Your task is to extract every entry that follows word for word while excluding the pictures.

(Dataset entries)
══════════
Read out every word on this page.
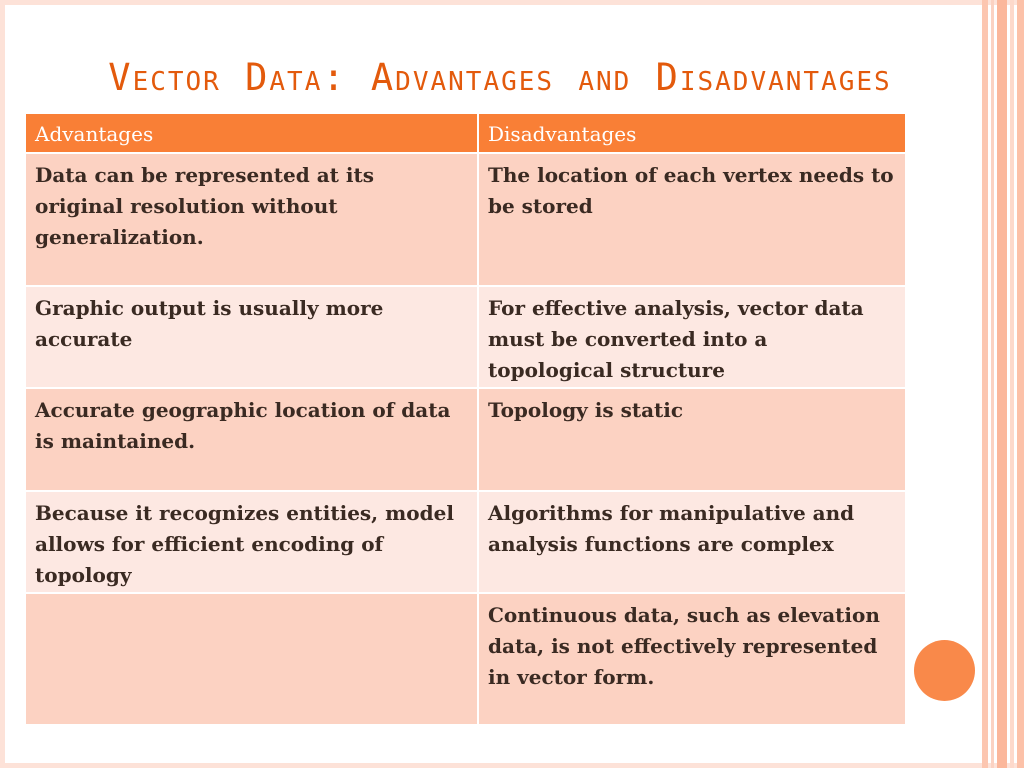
Vector Data: Advantages and Disadvantages
Advantages	Disadvantages
Data can be represented at its original resolution without generalization.	The location of each vertex needs to be stored
Graphic output is usually more accurate	For effective analysis, vector data must be converted into a topological structure
Accurate geographic location of data is maintained.	Topology is static
Because it recognizes entities, model allows for efficient encoding of topology	Algorithms for manipulative and analysis functions are complex
	Continuous data, such as elevation data, is not effectively represented in vector form.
══════════
* Output for this exercise
Read out every word on this page.
Vector Data: Advantages and Disadvantages
Advantages	Disadvantages
Data can be represented at its original resolution without generalization.	The location of each vertex needs to be stored
Graphic output is usually more accurate	For effective analysis, vector data must be converted into a topological structure
Accurate geographic location of data is maintained.	Topology is static
Because it recognizes entities, model allows for efficient encoding of topology	Algorithms for manipulative and analysis functions are complex
	Continuous data, such as elevation data, is not effectively represented in vector form.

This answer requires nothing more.